_WHAT YOU SHOULD DO_. Only the number is wanted: how many lines contain "cāng"?

--- START ---

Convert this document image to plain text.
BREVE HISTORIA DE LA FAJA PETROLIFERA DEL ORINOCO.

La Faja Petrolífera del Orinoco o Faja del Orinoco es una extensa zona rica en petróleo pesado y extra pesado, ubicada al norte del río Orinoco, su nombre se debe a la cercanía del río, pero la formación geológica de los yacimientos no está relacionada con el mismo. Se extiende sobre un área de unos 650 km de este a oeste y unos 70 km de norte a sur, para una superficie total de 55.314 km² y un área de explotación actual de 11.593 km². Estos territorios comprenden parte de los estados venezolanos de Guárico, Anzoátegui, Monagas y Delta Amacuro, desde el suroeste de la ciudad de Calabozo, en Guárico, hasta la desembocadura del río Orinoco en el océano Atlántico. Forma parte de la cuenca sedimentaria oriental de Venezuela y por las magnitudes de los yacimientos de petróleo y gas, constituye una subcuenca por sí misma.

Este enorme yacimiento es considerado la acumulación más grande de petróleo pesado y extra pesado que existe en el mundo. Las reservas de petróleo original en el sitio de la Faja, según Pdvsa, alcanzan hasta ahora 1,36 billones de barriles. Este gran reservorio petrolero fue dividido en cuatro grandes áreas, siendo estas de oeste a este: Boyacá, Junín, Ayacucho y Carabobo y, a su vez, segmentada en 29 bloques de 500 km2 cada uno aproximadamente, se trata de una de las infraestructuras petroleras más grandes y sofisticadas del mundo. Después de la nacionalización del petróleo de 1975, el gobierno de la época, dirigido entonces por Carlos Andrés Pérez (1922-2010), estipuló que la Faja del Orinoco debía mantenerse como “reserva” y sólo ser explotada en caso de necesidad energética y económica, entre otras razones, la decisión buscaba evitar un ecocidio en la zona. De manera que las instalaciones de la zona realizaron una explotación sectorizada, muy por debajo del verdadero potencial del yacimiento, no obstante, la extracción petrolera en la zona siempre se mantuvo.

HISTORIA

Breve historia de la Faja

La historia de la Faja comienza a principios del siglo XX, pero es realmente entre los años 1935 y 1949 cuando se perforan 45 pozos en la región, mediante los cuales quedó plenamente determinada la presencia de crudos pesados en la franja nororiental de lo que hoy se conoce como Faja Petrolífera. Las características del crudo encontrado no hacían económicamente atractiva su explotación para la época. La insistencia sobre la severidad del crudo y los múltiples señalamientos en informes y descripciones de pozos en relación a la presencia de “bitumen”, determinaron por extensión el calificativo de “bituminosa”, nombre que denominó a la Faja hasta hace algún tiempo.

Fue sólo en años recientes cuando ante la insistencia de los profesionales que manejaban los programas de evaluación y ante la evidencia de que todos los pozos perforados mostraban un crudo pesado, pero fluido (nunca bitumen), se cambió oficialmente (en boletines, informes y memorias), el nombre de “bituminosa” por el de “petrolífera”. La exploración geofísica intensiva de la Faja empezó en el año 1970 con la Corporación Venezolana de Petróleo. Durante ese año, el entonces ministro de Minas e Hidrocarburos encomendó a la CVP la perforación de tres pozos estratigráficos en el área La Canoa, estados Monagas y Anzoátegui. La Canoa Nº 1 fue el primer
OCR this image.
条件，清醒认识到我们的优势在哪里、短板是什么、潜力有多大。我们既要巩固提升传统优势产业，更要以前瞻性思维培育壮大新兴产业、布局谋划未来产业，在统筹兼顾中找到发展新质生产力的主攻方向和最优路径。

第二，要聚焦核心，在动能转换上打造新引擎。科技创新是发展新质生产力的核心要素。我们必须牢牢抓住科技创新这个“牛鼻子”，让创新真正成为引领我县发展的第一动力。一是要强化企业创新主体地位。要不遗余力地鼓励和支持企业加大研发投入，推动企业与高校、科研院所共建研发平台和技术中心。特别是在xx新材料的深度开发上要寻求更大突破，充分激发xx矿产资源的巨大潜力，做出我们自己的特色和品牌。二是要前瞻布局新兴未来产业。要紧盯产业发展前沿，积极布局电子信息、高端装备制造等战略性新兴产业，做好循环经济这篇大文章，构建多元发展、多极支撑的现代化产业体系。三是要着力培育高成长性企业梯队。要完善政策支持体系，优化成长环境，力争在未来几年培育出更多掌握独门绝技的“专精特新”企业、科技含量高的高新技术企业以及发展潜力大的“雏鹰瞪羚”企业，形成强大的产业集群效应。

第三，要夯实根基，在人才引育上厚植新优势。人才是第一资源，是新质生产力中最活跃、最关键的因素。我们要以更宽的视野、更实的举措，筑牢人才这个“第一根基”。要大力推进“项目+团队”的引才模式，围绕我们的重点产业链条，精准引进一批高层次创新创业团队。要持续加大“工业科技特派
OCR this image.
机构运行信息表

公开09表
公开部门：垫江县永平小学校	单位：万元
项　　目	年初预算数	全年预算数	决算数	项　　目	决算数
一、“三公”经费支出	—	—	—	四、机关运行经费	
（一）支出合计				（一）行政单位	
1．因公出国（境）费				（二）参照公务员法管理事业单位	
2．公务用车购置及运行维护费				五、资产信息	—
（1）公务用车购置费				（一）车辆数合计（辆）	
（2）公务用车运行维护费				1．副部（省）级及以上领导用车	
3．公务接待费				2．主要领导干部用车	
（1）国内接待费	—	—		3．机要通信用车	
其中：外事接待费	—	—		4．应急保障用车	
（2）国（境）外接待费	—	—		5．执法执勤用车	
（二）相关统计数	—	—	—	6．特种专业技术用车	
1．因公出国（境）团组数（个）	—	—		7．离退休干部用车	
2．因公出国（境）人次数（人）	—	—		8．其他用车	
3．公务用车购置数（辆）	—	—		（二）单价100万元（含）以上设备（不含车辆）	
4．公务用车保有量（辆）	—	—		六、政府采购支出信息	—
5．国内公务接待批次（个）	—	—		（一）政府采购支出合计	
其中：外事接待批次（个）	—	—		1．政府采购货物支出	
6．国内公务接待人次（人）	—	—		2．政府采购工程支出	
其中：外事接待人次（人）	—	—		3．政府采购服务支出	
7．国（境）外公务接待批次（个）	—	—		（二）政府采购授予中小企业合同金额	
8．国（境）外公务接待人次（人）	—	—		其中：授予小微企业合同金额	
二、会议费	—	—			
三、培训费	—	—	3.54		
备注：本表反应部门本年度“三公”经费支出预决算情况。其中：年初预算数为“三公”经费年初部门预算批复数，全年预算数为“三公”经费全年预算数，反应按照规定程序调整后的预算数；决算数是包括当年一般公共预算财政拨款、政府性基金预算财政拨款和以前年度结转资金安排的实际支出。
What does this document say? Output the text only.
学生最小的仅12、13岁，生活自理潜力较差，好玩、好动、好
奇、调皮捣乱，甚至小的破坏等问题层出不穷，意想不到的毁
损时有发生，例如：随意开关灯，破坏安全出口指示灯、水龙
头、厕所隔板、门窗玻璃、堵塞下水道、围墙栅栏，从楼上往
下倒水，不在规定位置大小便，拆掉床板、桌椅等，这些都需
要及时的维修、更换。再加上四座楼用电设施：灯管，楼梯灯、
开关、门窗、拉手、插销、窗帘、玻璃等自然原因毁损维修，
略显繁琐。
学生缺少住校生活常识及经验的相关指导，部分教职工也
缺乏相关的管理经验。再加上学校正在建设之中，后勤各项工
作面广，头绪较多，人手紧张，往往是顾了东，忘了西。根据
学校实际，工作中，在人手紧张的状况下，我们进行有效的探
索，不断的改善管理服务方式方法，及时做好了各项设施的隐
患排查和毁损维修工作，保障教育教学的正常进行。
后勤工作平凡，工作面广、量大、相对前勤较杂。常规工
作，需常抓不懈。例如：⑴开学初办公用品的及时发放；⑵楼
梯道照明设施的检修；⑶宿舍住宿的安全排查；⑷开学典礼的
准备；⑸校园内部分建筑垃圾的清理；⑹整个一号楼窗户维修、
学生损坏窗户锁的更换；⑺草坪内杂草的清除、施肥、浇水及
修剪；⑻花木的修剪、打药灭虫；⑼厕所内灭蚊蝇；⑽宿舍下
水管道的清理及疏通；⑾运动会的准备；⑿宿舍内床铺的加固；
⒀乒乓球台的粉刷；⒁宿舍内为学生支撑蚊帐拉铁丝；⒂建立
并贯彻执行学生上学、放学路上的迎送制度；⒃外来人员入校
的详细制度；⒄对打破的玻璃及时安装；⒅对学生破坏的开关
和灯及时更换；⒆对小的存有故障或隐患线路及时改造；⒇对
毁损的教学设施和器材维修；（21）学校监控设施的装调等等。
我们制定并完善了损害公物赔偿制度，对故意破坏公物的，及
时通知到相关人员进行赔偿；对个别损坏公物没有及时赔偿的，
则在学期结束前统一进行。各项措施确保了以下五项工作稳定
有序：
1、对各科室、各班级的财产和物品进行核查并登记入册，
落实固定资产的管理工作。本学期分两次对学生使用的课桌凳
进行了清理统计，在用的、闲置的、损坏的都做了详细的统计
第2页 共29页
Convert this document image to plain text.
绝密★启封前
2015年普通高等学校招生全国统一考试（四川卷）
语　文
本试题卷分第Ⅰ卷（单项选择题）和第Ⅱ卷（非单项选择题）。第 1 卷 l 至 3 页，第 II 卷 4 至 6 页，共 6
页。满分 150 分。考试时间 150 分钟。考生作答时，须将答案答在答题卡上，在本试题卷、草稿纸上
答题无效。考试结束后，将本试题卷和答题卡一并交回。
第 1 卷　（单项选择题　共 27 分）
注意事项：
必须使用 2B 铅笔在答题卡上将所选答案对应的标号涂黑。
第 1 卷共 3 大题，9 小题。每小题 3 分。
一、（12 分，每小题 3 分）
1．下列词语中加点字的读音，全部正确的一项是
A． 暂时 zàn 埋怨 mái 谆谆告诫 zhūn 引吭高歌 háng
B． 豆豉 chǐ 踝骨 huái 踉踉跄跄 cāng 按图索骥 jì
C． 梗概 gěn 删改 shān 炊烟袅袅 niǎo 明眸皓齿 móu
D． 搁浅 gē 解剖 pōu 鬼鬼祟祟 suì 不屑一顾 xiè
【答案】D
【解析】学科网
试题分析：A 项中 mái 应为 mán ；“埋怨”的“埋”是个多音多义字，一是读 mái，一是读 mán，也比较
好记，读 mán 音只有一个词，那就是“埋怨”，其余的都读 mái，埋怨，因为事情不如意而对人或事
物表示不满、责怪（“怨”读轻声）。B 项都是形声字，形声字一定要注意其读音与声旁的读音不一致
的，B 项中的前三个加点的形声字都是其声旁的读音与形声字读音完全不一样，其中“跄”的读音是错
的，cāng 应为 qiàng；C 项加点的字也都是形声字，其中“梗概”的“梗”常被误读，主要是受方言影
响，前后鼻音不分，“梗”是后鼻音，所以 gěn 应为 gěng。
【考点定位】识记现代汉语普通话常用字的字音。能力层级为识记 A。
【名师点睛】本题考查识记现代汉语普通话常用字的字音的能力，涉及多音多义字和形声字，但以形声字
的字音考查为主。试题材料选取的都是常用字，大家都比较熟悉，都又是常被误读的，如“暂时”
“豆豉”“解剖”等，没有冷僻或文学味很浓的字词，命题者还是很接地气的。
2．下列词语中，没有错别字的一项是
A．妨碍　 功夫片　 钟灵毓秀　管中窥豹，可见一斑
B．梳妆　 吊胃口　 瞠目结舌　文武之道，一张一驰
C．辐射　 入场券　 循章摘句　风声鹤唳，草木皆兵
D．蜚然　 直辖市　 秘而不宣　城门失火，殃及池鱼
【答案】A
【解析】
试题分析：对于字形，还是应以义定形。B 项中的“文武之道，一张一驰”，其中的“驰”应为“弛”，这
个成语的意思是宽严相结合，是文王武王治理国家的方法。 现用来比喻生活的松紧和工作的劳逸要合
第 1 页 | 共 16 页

--- END ---

_ANSWER TO THIS TASK_. 2